→ **Yapmanız gerekenler**
1) Türkiye'nin İsrail'e yönelik yaptırımlarını konu alan metinden "Türkiye geçen hafta, Lahey" ile başlayıp "bu yaklaşımı eleştirdi." ile biten bölümü olduğu gibi kopyalayın.
2) Türkiye'nin İsrail'e yaptırımları üzerine süren tartışmayı anlatan metni son cümlesinden sonra sürdürün.

→ **Alıntı metin**
================
Türkiye geçen hafta, Lahey Grubu´nun İsrail´e karşı uygulanacak yaptırımları içeren altı maddelik Eylem Planı´nı imzalamadı. Bazı muhalefet partileri ve muhafazakar çevreler bu yaklaşımı eleştirdi.
Muhalefet, hükümetin İsrail'e tepkisinin söylem düzeyinde kaldığını, ABD Başkanı Donald Trump'ın tepkisini çekmemek için somut adımlar atmaktan kaçındığını iddia etti.
Dışişleri Bakanlığı, sert eleştiriler üzerine 19 ve 20 Temmuz'da iki ayrı açıklama yaptı ve eleştirilere yanıt verdi.
Açıklamalarda, iddiaların doğru olmadığı; Türkiye'nin İsrail'e Lahey Grubu'nun Kolombiya'nın başkenti Bogota'daki Acil Durum Konferansı'nda alınan kararların çok ötesinde yaptırım uyguladığı vurgulandı.
Hükümet daha önce İsrail ile ticaretin durdurulduğunu açıklamıştı. Muhalefet partileri ise dış ticaret verilerinin bu girişimi doğrulamadığını savunuyor.
================
→ **Verilen bilgiler**

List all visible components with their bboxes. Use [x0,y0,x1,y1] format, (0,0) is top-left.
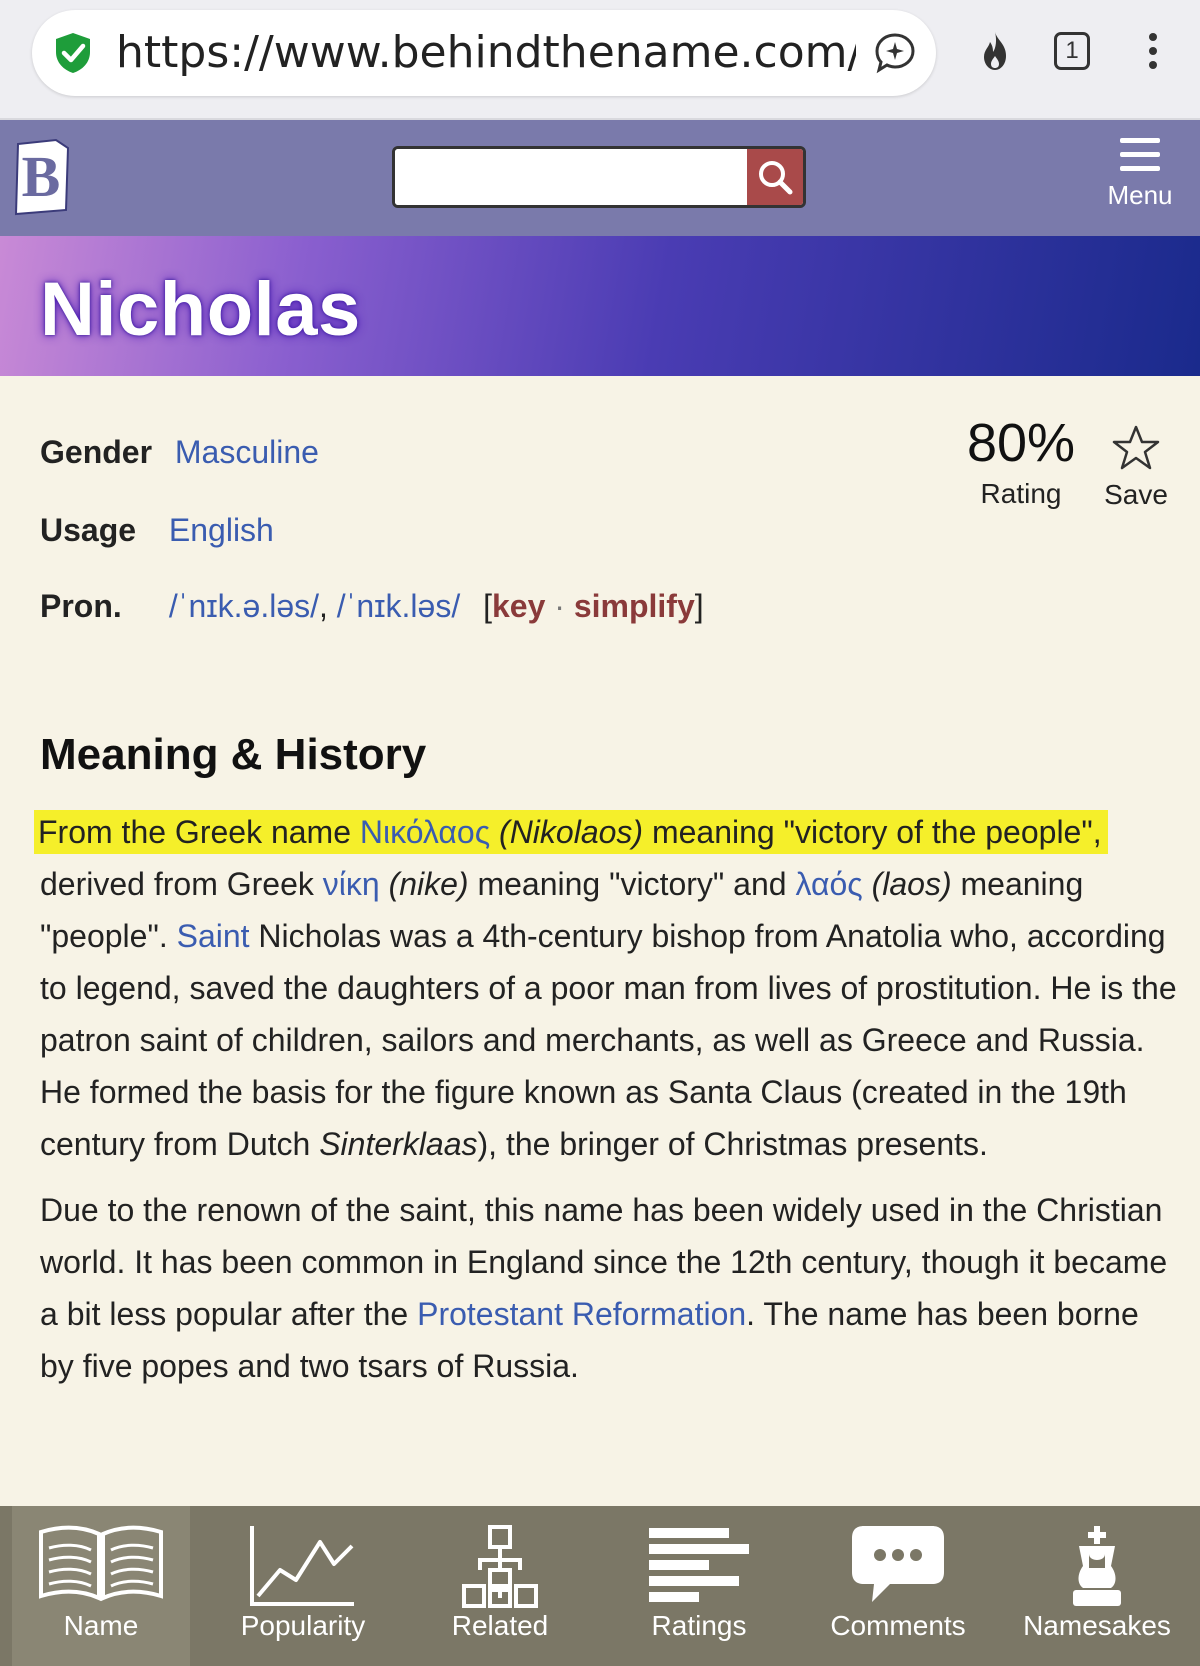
================
→ **Yanıtlar**
1)
Türkiye geçen hafta, Lahey Grubu´nun İsrail´e karşı uygulanacak yaptırımları içeren altı maddelik Eylem Planı´nı imzalamadı. Bazı muhalefet partileri ve muhafazakar çevreler bu yaklaşımı eleştirdi.

2)
Lahey Grubu ve Bogota Konferansı
Güney Afrika, İsrail'e karşı Aralık 2023'te Uluslararası Adalet Divanı'nda "soykırım" davası açmıştı. Lahey Grubu, 31 Ocak 2025'te Uluslararası Adalet Divanı'nın İsrail'e karşı aldığı kararların uygulanması amacıyla kuruldu. Grubun kurucu üyeleri; Güney Afrika, Malezya, Namibya, Kolombiya, Bolivya, Şili, Senegal, Honduras ve Belize.
Lahey Grubu, 15-16 Temmuz'da Kolombiya'nın başkenti Bogota'da olağanüstü gündemle toplandı.
Bogota Acil Durum Konferansı'na, kurucu üyelerin daveti üzerine Türkiye dahil 30 ülkenin temsilcileri de katıldı. Türkiye'yi konferansta Dışişleri Bakan Yardımcısı Levent Gümrükçü temsil etti.
Konferans sonrası yayımlanan ortak bildiride İsrail kınandı, altı maddelik somut bir eylem planı da imzaya açıldı.
Otuz ülkeden sadece 12'si (Bolivya, Kolombiya, Küba, Endonezya, Irak, Libya, Malezya, Namibya, Nikaragua, Umman, Saint Vincent ve Grenadinler ve Güney Afrika) eylem planını imzaladı.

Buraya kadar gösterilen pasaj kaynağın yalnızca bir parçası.